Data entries

- - -

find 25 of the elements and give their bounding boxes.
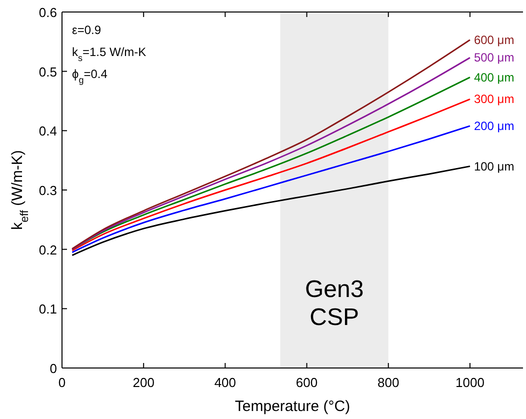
annotation: k$_{s}$=1.5 W/m-K	[72, 45, 146, 63]
band-label: Gen3 CSP	[304, 276, 364, 331]
x-tick-label: 600	[296, 375, 318, 390]
x-axis-title: Temperature (°C)	[234, 398, 350, 415]
line-series	[71, 125, 471, 254]
y-tick-label: 0.6	[38, 5, 57, 20]
x-tick-label: 400	[214, 375, 236, 390]
line-series	[71, 166, 471, 256]
series-label: 600 μm	[474, 32, 514, 47]
y-tick-label: 0.3	[38, 183, 57, 198]
y-tick-label: 0.4	[38, 124, 57, 139]
y-tick-label: 0	[50, 361, 57, 376]
series-label: 400 μm	[474, 70, 514, 84]
series-label: 500 μm	[474, 50, 514, 65]
x-tick-label: 800	[378, 375, 400, 390]
x-tick-label: 1000	[456, 375, 484, 390]
y-tick-label: 0.2	[38, 242, 57, 258]
series-label: 200 μm	[474, 118, 514, 133]
annotation: ϕ$_{g}$=0.4	[72, 67, 108, 85]
x-tick-label: 200	[132, 375, 154, 390]
y-tick-label: 0.1	[38, 302, 57, 317]
y-tick-label: 0.5	[38, 64, 57, 80]
series-label: 300 μm	[474, 92, 514, 106]
annotation: ε=0.9	[72, 23, 102, 37]
series-label: 100 μm	[474, 159, 514, 174]
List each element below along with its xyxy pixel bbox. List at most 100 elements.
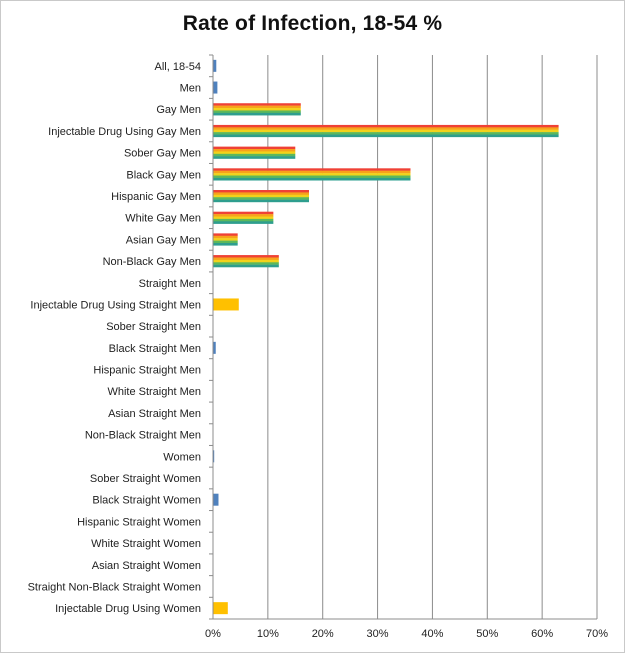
bar <box>213 450 215 463</box>
bar <box>213 341 216 354</box>
category-label: Straight Non-Black Straight Women <box>28 581 201 593</box>
bar-stripe <box>213 170 411 174</box>
bar-stripe <box>213 190 309 193</box>
bar <box>213 146 296 159</box>
bar-stripe <box>213 177 411 181</box>
bar-stripe <box>213 192 309 195</box>
bar-stripe <box>213 149 296 152</box>
bar-stripe <box>213 199 309 203</box>
category-label: Straight Men <box>139 278 201 290</box>
category-label: Black Straight Men <box>109 343 201 355</box>
bar-fill <box>213 59 217 72</box>
bar-fill <box>213 602 228 615</box>
category-label: Sober Straight Women <box>90 473 201 485</box>
category-label: Non-Black Gay Men <box>103 256 201 268</box>
category-label: Injectable Drug Using Straight Men <box>30 299 201 311</box>
category-label: All, 18-54 <box>155 61 201 73</box>
category-label: Hispanic Straight Women <box>77 516 201 528</box>
bar-stripe <box>213 259 279 263</box>
bars <box>213 59 559 615</box>
category-label: Injectable Drug Using Women <box>55 603 201 615</box>
bar-stripe <box>213 235 238 239</box>
bar <box>213 59 217 72</box>
bar-stripe <box>213 103 301 106</box>
bar-fill <box>213 341 216 354</box>
x-tick-label: 60% <box>531 628 553 640</box>
bar-stripe <box>213 175 411 179</box>
bar-fill <box>213 450 215 463</box>
bar <box>213 124 559 138</box>
bar-stripe <box>213 216 274 220</box>
bar <box>213 233 238 246</box>
x-tick-label: 20% <box>312 628 334 640</box>
bar-fill <box>213 493 219 506</box>
category-label: Asian Gay Men <box>126 234 201 246</box>
gridlines <box>267 55 598 619</box>
category-label: Non-Black Straight Men <box>85 430 201 442</box>
category-label: Asian Straight Men <box>108 408 201 420</box>
bar-stripe <box>213 262 279 265</box>
category-label: Injectable Drug Using Gay Men <box>48 126 201 138</box>
bar-stripe <box>213 168 411 171</box>
bar-stripe <box>213 194 309 198</box>
bar <box>213 298 239 311</box>
category-label: Hispanic Straight Men <box>93 365 201 377</box>
bar-stripe <box>213 129 559 133</box>
bar-stripe <box>213 151 296 155</box>
bar-stripe <box>213 146 296 150</box>
bar-stripe <box>213 233 238 236</box>
category-label: White Straight Women <box>91 538 201 550</box>
category-label: Sober Gay Men <box>124 148 201 160</box>
category-label: Sober Straight Men <box>106 321 201 333</box>
x-tick-label: 70% <box>586 628 608 640</box>
bar-stripe <box>213 124 559 128</box>
x-tick-label: 0% <box>205 628 221 640</box>
bar-stripe <box>213 264 279 268</box>
bar-stripe <box>213 156 296 159</box>
bar-stripe <box>213 257 279 261</box>
bar-stripe <box>213 238 238 241</box>
bar-stripe <box>213 221 274 224</box>
category-label: Asian Straight Women <box>92 560 201 572</box>
x-tick-label: 10% <box>257 628 279 640</box>
chart-title: Rate of Infection, 18-54 % <box>182 12 443 35</box>
bar-stripe <box>213 132 559 135</box>
bar <box>213 103 301 116</box>
bar <box>213 602 228 615</box>
bar-stripe <box>213 127 559 130</box>
category-label: Black Gay Men <box>126 169 201 181</box>
x-tick-labels: 0% 10% 20% 30% 40% 50% 60% 70% <box>205 628 608 640</box>
bar-stripe <box>213 110 301 114</box>
bar-stripe <box>213 173 411 176</box>
bar-fill <box>213 81 218 94</box>
bar-stripe <box>213 242 238 246</box>
bar-stripe <box>213 255 279 258</box>
category-label: Men <box>180 83 201 95</box>
bar <box>213 211 274 224</box>
bar-stripe <box>213 105 301 109</box>
bar-stripe <box>213 134 559 138</box>
axes <box>209 54 597 620</box>
x-tick-label: 40% <box>421 628 443 640</box>
x-tick-label: 50% <box>476 628 498 640</box>
bar <box>213 255 279 268</box>
bar <box>213 190 309 203</box>
bar-stripe <box>213 218 274 222</box>
bar-stripe <box>213 112 301 116</box>
category-labels: All, 18-54 Men Gay Men Injectable Drug Usin… <box>28 61 201 615</box>
category-label: Gay Men <box>156 104 201 116</box>
bar-stripe <box>213 153 296 157</box>
category-label: Black Straight Women <box>92 495 201 507</box>
bar-stripe <box>213 214 274 217</box>
bar-stripe <box>213 197 309 200</box>
bar <box>213 493 219 506</box>
category-label: Hispanic Gay Men <box>111 191 201 203</box>
bar <box>213 168 411 181</box>
x-tick-label: 30% <box>367 628 389 640</box>
bar <box>213 81 218 94</box>
category-label: White Straight Men <box>107 386 201 398</box>
category-label: Women <box>163 451 201 463</box>
bar-stripe <box>213 211 274 215</box>
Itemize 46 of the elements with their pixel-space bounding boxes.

- - -

**Aim**
Reproduce every line of the items above verbatim, from the first item through the last. Omit the picture markers from your output.

**Exercise response**
find 25 of the elements and give their bounding boxes.
annotation: k$_{s}$=1.5 W/m-K	[72, 45, 146, 63]
band-label: Gen3 CSP	[304, 276, 364, 331]
x-tick-label: 600	[296, 375, 318, 390]
x-axis-title: Temperature (°C)	[234, 398, 350, 415]
line-series	[71, 125, 471, 254]
y-tick-label: 0.6	[38, 5, 57, 20]
x-tick-label: 400	[214, 375, 236, 390]
line-series	[71, 166, 471, 256]
series-label: 600 μm	[474, 32, 514, 47]
y-tick-label: 0.3	[38, 183, 57, 198]
y-tick-label: 0.4	[38, 124, 57, 139]
y-tick-label: 0	[50, 361, 57, 376]
series-label: 400 μm	[474, 70, 514, 84]
series-label: 500 μm	[474, 50, 514, 65]
x-tick-label: 800	[378, 375, 400, 390]
x-tick-label: 1000	[456, 375, 484, 390]
y-tick-label: 0.2	[38, 242, 57, 258]
series-label: 200 μm	[474, 118, 514, 133]
annotation: ϕ$_{g}$=0.4	[72, 67, 108, 85]
x-tick-label: 200	[132, 375, 154, 390]
y-tick-label: 0.1	[38, 302, 57, 317]
y-tick-label: 0.5	[38, 64, 57, 80]
series-label: 300 μm	[474, 92, 514, 106]
annotation: ε=0.9	[72, 23, 102, 37]
series-label: 100 μm	[474, 159, 514, 174]
List each element below along with its xyxy pixel bbox. List at most 100 elements.
bar <box>213 450 215 463</box>
bar <box>213 341 216 354</box>
category-label: Straight Non-Black Straight Women <box>28 581 201 593</box>
bar-stripe <box>213 170 411 174</box>
bar-stripe <box>213 190 309 193</box>
bar <box>213 146 296 159</box>
bar-stripe <box>213 177 411 181</box>
bar-stripe <box>213 192 309 195</box>
bar-stripe <box>213 149 296 152</box>
bar-stripe <box>213 199 309 203</box>
category-label: Straight Men <box>139 278 201 290</box>
category-label: Black Straight Men <box>109 343 201 355</box>
bar-fill <box>213 59 217 72</box>
bar-fill <box>213 602 228 615</box>
category-label: Sober Straight Women <box>90 473 201 485</box>
category-label: Non-Black Gay Men <box>103 256 201 268</box>
category-label: Injectable Drug Using Straight Men <box>30 299 201 311</box>
category-label: All, 18-54 <box>155 61 201 73</box>
category-label: Hispanic Straight Women <box>77 516 201 528</box>
bar-stripe <box>213 259 279 263</box>
bars <box>213 59 559 615</box>
category-label: Injectable Drug Using Women <box>55 603 201 615</box>
bar-stripe <box>213 235 238 239</box>
bar <box>213 59 217 72</box>
bar-stripe <box>213 103 301 106</box>
bar-fill <box>213 341 216 354</box>
x-tick-label: 60% <box>531 628 553 640</box>
bar-stripe <box>213 175 411 179</box>
bar-fill <box>213 450 215 463</box>
bar <box>213 124 559 138</box>
bar-stripe <box>213 216 274 220</box>
bar <box>213 233 238 246</box>
x-tick-label: 20% <box>312 628 334 640</box>
bar-fill <box>213 493 219 506</box>
category-label: Asian Gay Men <box>126 234 201 246</box>
gridlines <box>267 55 598 619</box>
category-label: Non-Black Straight Men <box>85 430 201 442</box>
category-label: Asian Straight Men <box>108 408 201 420</box>
bar-stripe <box>213 262 279 265</box>
category-label: Injectable Drug Using Gay Men <box>48 126 201 138</box>
bar-stripe <box>213 168 411 171</box>
bar-stripe <box>213 194 309 198</box>
bar <box>213 298 239 311</box>
category-label: Hispanic Straight Men <box>93 365 201 377</box>
bar-stripe <box>213 129 559 133</box>
bar-stripe <box>213 151 296 155</box>
bar-stripe <box>213 146 296 150</box>
bar-stripe <box>213 233 238 236</box>
category-label: White Straight Women <box>91 538 201 550</box>
category-label: Sober Gay Men <box>124 148 201 160</box>
category-label: Sober Straight Men <box>106 321 201 333</box>
x-tick-label: 70% <box>586 628 608 640</box>
bar-stripe <box>213 124 559 128</box>
x-tick-label: 0% <box>205 628 221 640</box>
bar-stripe <box>213 264 279 268</box>
bar-stripe <box>213 156 296 159</box>
bar-stripe <box>213 257 279 261</box>
bar-stripe <box>213 238 238 241</box>
bar-stripe <box>213 221 274 224</box>
category-label: Asian Straight Women <box>92 560 201 572</box>
x-tick-label: 10% <box>257 628 279 640</box>
chart-title: Rate of Infection, 18-54 % <box>182 12 443 35</box>
bar-stripe <box>213 132 559 135</box>
bar <box>213 103 301 116</box>
bar <box>213 602 228 615</box>
bar-stripe <box>213 127 559 130</box>
category-label: Black Gay Men <box>126 169 201 181</box>
x-tick-labels: 0% 10% 20% 30% 40% 50% 60% 70% <box>205 628 608 640</box>
bar-stripe <box>213 110 301 114</box>
bar-stripe <box>213 173 411 176</box>
bar-fill <box>213 81 218 94</box>
bar-stripe <box>213 242 238 246</box>
bar-stripe <box>213 255 279 258</box>
category-label: Men <box>180 83 201 95</box>
bar <box>213 211 274 224</box>
bar-stripe <box>213 105 301 109</box>
bar-stripe <box>213 134 559 138</box>
axes <box>209 54 597 620</box>
x-tick-label: 40% <box>421 628 443 640</box>
x-tick-label: 50% <box>476 628 498 640</box>
bar <box>213 255 279 268</box>
bar <box>213 190 309 203</box>
bar-stripe <box>213 218 274 222</box>
bar-stripe <box>213 112 301 116</box>
category-labels: All, 18-54 Men Gay Men Injectable Drug Usin… <box>28 61 201 615</box>
category-label: Gay Men <box>156 104 201 116</box>
bar-stripe <box>213 153 296 157</box>
category-label: Black Straight Women <box>92 495 201 507</box>
bar-stripe <box>213 214 274 217</box>
bar-stripe <box>213 197 309 200</box>
bar <box>213 493 219 506</box>
category-label: Hispanic Gay Men <box>111 191 201 203</box>
bar <box>213 168 411 181</box>
x-tick-label: 30% <box>367 628 389 640</box>
bar <box>213 81 218 94</box>
category-label: White Straight Men <box>107 386 201 398</box>
category-label: Women <box>163 451 201 463</box>
bar-stripe <box>213 211 274 215</box>
Itemize 46 of the elements with their pixel-space bounding boxes.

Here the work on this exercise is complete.